### WORK REQUIRED
Can you transcribe every record below exactly as it appears?
Start of PROVIDED RECORDS
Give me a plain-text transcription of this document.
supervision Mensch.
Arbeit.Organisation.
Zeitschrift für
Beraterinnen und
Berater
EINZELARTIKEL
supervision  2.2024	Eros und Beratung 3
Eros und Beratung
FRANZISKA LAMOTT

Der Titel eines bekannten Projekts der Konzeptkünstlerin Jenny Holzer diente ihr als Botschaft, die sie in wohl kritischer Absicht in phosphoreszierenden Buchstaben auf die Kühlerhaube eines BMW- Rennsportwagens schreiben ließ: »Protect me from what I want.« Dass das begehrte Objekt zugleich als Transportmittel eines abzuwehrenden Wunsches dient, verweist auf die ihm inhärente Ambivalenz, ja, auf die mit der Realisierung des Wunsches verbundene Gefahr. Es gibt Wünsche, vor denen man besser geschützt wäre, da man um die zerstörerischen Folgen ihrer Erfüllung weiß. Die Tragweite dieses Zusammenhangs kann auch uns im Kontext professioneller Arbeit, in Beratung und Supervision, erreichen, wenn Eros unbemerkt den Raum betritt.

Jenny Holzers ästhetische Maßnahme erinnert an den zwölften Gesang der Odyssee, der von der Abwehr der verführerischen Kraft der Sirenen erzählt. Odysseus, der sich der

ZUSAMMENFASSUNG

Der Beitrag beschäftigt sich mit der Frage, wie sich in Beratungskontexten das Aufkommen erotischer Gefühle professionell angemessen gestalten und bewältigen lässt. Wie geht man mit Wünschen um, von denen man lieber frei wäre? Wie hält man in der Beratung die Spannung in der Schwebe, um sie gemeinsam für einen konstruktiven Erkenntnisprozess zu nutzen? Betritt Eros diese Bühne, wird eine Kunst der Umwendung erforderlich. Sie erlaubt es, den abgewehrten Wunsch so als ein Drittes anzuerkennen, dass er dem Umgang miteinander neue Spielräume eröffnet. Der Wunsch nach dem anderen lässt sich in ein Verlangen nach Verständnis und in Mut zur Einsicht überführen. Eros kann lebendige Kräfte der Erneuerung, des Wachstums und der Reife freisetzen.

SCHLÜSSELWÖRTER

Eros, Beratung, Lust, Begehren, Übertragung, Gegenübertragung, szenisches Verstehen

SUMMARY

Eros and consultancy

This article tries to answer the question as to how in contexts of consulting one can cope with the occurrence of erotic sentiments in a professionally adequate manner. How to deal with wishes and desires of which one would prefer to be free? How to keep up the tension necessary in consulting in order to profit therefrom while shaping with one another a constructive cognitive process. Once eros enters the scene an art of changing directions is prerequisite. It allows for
End of PROVIDED RECORDS
### WRITTEN ANSWER
Give me a plain-text transcription of this document.
supervision Mensch.
Arbeit.Organisation.
Zeitschrift für
Beraterinnen und
Berater
EINZELARTIKEL
supervision  2.2024	Eros und Beratung 3
Eros und Beratung
FRANZISKA LAMOTT

Der Titel eines bekannten Projekts der Konzeptkünstlerin Jenny Holzer diente ihr als Botschaft, die sie in wohl kritischer Absicht in phosphoreszierenden Buchstaben auf die Kühlerhaube eines BMW- Rennsportwagens schreiben ließ: »Protect me from what I want.« Dass das begehrte Objekt zugleich als Transportmittel eines abzuwehrenden Wunsches dient, verweist auf die ihm inhärente Ambivalenz, ja, auf die mit der Realisierung des Wunsches verbundene Gefahr. Es gibt Wünsche, vor denen man besser geschützt wäre, da man um die zerstörerischen Folgen ihrer Erfüllung weiß. Die Tragweite dieses Zusammenhangs kann auch uns im Kontext professioneller Arbeit, in Beratung und Supervision, erreichen, wenn Eros unbemerkt den Raum betritt.

Jenny Holzers ästhetische Maßnahme erinnert an den zwölften Gesang der Odyssee, der von der Abwehr der verführerischen Kraft der Sirenen erzählt. Odysseus, der sich der

ZUSAMMENFASSUNG

Der Beitrag beschäftigt sich mit der Frage, wie sich in Beratungskontexten das Aufkommen erotischer Gefühle professionell angemessen gestalten und bewältigen lässt. Wie geht man mit Wünschen um, von denen man lieber frei wäre? Wie hält man in der Beratung die Spannung in der Schwebe, um sie gemeinsam für einen konstruktiven Erkenntnisprozess zu nutzen? Betritt Eros diese Bühne, wird eine Kunst der Umwendung erforderlich. Sie erlaubt es, den abgewehrten Wunsch so als ein Drittes anzuerkennen, dass er dem Umgang miteinander neue Spielräume eröffnet. Der Wunsch nach dem anderen lässt sich in ein Verlangen nach Verständnis und in Mut zur Einsicht überführen. Eros kann lebendige Kräfte der Erneuerung, des Wachstums und der Reife freisetzen.

SCHLÜSSELWÖRTER

Eros, Beratung, Lust, Begehren, Übertragung, Gegenübertragung, szenisches Verstehen

SUMMARY

Eros and consultancy

This article tries to answer the question as to how in contexts of consulting one can cope with the occurrence of erotic sentiments in a professionally adequate manner. How to deal with wishes and desires of which one would prefer to be free? How to keep up the tension necessary in consulting in order to profit therefrom while shaping with one another a constructive cognitive process. Once eros enters the scene an art of changing directions is prerequisite. It allows for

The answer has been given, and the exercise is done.